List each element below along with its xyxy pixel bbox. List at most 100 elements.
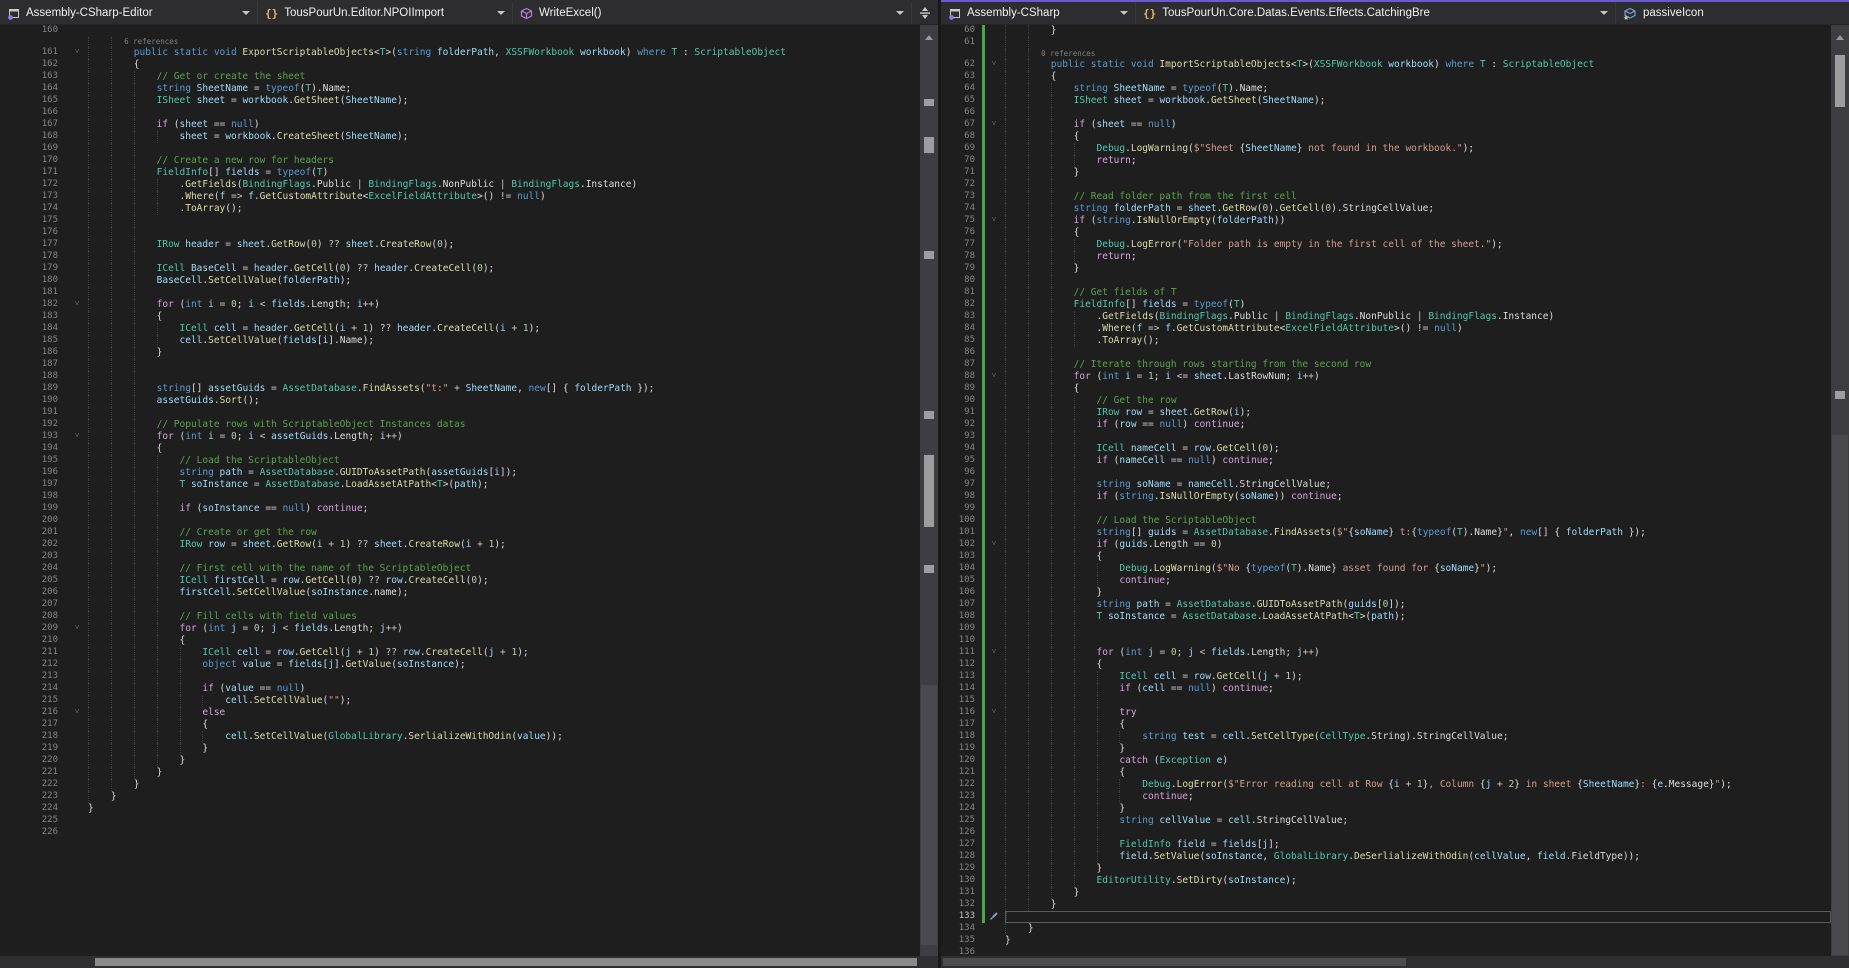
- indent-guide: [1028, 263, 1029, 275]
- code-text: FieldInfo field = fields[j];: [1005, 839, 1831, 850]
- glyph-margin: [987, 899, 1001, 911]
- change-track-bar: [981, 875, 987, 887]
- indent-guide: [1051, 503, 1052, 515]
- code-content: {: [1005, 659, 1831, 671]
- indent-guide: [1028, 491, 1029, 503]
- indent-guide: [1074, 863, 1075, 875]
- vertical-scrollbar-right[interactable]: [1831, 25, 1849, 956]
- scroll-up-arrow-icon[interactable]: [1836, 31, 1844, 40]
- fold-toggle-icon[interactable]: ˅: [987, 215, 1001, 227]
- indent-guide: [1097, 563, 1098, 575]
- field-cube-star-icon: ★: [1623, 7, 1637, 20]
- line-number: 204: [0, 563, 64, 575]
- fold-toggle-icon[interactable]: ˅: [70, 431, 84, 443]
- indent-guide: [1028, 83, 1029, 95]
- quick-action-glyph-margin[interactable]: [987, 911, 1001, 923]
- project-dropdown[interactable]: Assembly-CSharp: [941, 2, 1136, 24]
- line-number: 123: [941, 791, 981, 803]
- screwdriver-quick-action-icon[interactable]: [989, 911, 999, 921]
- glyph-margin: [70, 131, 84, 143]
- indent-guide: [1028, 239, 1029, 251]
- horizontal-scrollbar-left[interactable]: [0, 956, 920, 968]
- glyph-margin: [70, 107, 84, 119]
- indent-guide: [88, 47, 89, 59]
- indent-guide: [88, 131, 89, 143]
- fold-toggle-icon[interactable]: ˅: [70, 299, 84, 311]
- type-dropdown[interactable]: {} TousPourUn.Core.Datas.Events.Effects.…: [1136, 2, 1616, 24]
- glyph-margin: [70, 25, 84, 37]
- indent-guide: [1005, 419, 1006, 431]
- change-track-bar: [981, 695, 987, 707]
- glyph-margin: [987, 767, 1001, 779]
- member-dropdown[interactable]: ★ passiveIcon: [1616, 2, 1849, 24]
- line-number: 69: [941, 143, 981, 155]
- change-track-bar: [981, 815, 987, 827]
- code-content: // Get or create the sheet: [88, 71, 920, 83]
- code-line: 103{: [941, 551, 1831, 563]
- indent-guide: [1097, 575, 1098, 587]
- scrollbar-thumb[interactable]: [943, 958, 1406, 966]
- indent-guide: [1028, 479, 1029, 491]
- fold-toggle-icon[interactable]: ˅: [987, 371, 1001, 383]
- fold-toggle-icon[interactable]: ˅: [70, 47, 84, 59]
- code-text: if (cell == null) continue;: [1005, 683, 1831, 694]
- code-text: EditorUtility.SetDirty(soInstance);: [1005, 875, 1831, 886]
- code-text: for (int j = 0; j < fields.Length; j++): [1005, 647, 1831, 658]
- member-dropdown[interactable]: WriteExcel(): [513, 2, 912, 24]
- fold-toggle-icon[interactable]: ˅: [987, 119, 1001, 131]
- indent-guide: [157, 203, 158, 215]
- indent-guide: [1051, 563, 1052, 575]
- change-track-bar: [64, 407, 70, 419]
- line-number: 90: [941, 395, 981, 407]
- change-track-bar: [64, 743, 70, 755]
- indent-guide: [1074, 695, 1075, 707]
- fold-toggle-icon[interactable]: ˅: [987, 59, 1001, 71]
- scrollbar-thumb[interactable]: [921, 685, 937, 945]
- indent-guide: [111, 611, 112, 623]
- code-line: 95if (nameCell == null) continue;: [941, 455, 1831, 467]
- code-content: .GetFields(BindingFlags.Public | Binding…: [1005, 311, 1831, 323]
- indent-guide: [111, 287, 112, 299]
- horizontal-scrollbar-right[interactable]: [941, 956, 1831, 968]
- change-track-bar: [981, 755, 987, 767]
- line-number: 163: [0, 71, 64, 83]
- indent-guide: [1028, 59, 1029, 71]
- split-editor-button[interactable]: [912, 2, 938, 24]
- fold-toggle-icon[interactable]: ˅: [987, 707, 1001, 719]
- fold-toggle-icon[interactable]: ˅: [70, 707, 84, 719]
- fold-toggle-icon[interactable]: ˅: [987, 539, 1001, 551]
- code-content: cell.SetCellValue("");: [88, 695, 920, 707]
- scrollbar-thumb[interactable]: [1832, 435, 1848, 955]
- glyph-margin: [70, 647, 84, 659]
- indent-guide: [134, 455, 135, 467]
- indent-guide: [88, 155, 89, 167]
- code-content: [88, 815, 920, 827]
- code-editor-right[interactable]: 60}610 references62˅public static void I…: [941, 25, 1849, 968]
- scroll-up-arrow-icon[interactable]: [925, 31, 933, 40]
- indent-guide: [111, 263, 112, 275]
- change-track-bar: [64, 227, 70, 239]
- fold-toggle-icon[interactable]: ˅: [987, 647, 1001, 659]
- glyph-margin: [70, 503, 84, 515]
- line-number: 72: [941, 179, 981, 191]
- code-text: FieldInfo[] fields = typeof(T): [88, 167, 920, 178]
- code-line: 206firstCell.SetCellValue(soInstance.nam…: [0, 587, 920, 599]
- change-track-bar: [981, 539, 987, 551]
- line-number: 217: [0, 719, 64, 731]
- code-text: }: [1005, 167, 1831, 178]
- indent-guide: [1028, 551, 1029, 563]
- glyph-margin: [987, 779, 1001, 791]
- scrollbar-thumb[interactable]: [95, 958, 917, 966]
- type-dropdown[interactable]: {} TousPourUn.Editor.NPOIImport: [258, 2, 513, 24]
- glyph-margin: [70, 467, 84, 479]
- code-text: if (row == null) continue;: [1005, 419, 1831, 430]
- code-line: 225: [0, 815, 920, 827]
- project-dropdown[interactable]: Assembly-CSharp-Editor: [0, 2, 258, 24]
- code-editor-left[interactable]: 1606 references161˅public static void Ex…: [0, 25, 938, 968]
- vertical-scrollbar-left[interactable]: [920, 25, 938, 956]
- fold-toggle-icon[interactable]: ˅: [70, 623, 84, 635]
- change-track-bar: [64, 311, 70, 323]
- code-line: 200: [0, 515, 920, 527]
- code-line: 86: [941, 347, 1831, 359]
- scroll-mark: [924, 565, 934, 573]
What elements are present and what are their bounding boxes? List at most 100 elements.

**WORK TO DO**:
Please reproduce all of the lines above word for word, leaving out the picture.

**SOLUTION FOR THIS EXERCISE**:
List each element below along with its xyxy pixel bbox. List at most 100 elements.
- indent-guide: [1028, 263, 1029, 275]
- code-text: FieldInfo field = fields[j];: [1005, 839, 1831, 850]
- glyph-margin: [987, 899, 1001, 911]
- change-track-bar: [981, 875, 987, 887]
- indent-guide: [1051, 503, 1052, 515]
- code-content: {: [1005, 659, 1831, 671]
- indent-guide: [1028, 491, 1029, 503]
- indent-guide: [1074, 863, 1075, 875]
- vertical-scrollbar-right[interactable]: [1831, 25, 1849, 956]
- scroll-up-arrow-icon[interactable]: [1836, 31, 1844, 40]
- fold-toggle-icon[interactable]: ˅: [987, 215, 1001, 227]
- indent-guide: [1097, 563, 1098, 575]
- field-cube-star-icon: ★: [1623, 7, 1637, 20]
- line-number: 204: [0, 563, 64, 575]
- fold-toggle-icon[interactable]: ˅: [70, 431, 84, 443]
- indent-guide: [1028, 83, 1029, 95]
- quick-action-glyph-margin[interactable]: [987, 911, 1001, 923]
- project-dropdown[interactable]: Assembly-CSharp: [941, 2, 1136, 24]
- line-number: 123: [941, 791, 981, 803]
- screwdriver-quick-action-icon[interactable]: [989, 911, 999, 921]
- glyph-margin: [70, 131, 84, 143]
- indent-guide: [1028, 239, 1029, 251]
- horizontal-scrollbar-left[interactable]: [0, 956, 920, 968]
- glyph-margin: [70, 107, 84, 119]
- indent-guide: [88, 47, 89, 59]
- indent-guide: [88, 131, 89, 143]
- fold-toggle-icon[interactable]: ˅: [70, 299, 84, 311]
- type-dropdown[interactable]: {} TousPourUn.Core.Datas.Events.Effects.…: [1136, 2, 1616, 24]
- glyph-margin: [70, 25, 84, 37]
- indent-guide: [1005, 419, 1006, 431]
- change-track-bar: [981, 695, 987, 707]
- glyph-margin: [987, 767, 1001, 779]
- member-dropdown[interactable]: ★ passiveIcon: [1616, 2, 1849, 24]
- line-number: 69: [941, 143, 981, 155]
- change-track-bar: [981, 815, 987, 827]
- code-content: // Get or create the sheet: [88, 71, 920, 83]
- code-line: 103{: [941, 551, 1831, 563]
- indent-guide: [1097, 575, 1098, 587]
- scrollbar-thumb[interactable]: [943, 958, 1406, 966]
- indent-guide: [1028, 479, 1029, 491]
- fold-toggle-icon[interactable]: ˅: [987, 371, 1001, 383]
- fold-toggle-icon[interactable]: ˅: [70, 47, 84, 59]
- code-text: if (cell == null) continue;: [1005, 683, 1831, 694]
- code-text: EditorUtility.SetDirty(soInstance);: [1005, 875, 1831, 886]
- code-text: for (int j = 0; j < fields.Length; j++): [1005, 647, 1831, 658]
- member-dropdown[interactable]: WriteExcel(): [513, 2, 912, 24]
- fold-toggle-icon[interactable]: ˅: [987, 119, 1001, 131]
- indent-guide: [157, 203, 158, 215]
- indent-guide: [1051, 563, 1052, 575]
- change-track-bar: [64, 407, 70, 419]
- line-number: 90: [941, 395, 981, 407]
- change-track-bar: [64, 743, 70, 755]
- indent-guide: [1074, 695, 1075, 707]
- fold-toggle-icon[interactable]: ˅: [987, 59, 1001, 71]
- scrollbar-thumb[interactable]: [921, 685, 937, 945]
- indent-guide: [111, 611, 112, 623]
- code-line: 95if (nameCell == null) continue;: [941, 455, 1831, 467]
- code-content: .GetFields(BindingFlags.Public | Binding…: [1005, 311, 1831, 323]
- indent-guide: [111, 287, 112, 299]
- horizontal-scrollbar-right[interactable]: [941, 956, 1831, 968]
- change-track-bar: [981, 755, 987, 767]
- line-number: 163: [0, 71, 64, 83]
- indent-guide: [1028, 59, 1029, 71]
- split-editor-button[interactable]: [912, 2, 938, 24]
- fold-toggle-icon[interactable]: ˅: [987, 707, 1001, 719]
- fold-toggle-icon[interactable]: ˅: [70, 707, 84, 719]
- fold-toggle-icon[interactable]: ˅: [987, 539, 1001, 551]
- code-content: cell.SetCellValue("");: [88, 695, 920, 707]
- scrollbar-thumb[interactable]: [1832, 435, 1848, 955]
- glyph-margin: [70, 647, 84, 659]
- indent-guide: [134, 455, 135, 467]
- indent-guide: [88, 155, 89, 167]
- code-content: [88, 815, 920, 827]
- code-editor-right[interactable]: 60}610 references62˅public static void I…: [941, 25, 1849, 968]
- scroll-up-arrow-icon[interactable]: [925, 31, 933, 40]
- indent-guide: [111, 263, 112, 275]
- change-track-bar: [64, 227, 70, 239]
- fold-toggle-icon[interactable]: ˅: [987, 647, 1001, 659]
- glyph-margin: [70, 503, 84, 515]
- line-number: 72: [941, 179, 981, 191]
- code-text: FieldInfo[] fields = typeof(T): [88, 167, 920, 178]
- code-line: 206firstCell.SetCellValue(soInstance.nam…: [0, 587, 920, 599]
- change-track-bar: [981, 539, 987, 551]
- line-number: 217: [0, 719, 64, 731]
- code-text: }: [1005, 167, 1831, 178]
- indent-guide: [1028, 551, 1029, 563]
- glyph-margin: [987, 779, 1001, 791]
- scrollbar-thumb[interactable]: [95, 958, 917, 966]
- type-dropdown[interactable]: {} TousPourUn.Editor.NPOIImport: [258, 2, 513, 24]
- glyph-margin: [70, 467, 84, 479]
- code-text: if (row == null) continue;: [1005, 419, 1831, 430]
- code-line: 225: [0, 815, 920, 827]
- project-dropdown[interactable]: Assembly-CSharp-Editor: [0, 2, 258, 24]
- code-editor-left[interactable]: 1606 references161˅public static void Ex…: [0, 25, 938, 968]
- vertical-scrollbar-left[interactable]: [920, 25, 938, 956]
- fold-toggle-icon[interactable]: ˅: [70, 623, 84, 635]
- change-track-bar: [64, 311, 70, 323]
- code-line: 200: [0, 515, 920, 527]
- code-line: 86: [941, 347, 1831, 359]
- scroll-mark: [924, 565, 934, 573]
What elements are present and what are their bounding boxes? List at most 100 elements.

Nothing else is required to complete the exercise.